• _Problem to solve_
Wherever the string "conservati" appears in the listing, copy that line.

↓↓↓

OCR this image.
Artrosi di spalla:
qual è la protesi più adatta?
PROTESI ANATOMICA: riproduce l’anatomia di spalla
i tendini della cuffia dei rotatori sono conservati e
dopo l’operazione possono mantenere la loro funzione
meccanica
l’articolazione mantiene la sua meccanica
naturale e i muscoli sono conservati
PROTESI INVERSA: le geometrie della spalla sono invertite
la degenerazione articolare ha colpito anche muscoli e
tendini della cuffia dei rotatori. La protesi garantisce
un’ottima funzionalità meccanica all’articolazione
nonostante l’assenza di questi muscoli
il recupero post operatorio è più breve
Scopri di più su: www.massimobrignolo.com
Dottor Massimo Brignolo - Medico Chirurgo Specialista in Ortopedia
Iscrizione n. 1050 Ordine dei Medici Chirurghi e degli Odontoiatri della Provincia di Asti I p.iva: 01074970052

↑↑↑

• _Answer to this task_
i tendini della cuffia dei rotatori sono conservati e
naturale e i muscoli sono conservati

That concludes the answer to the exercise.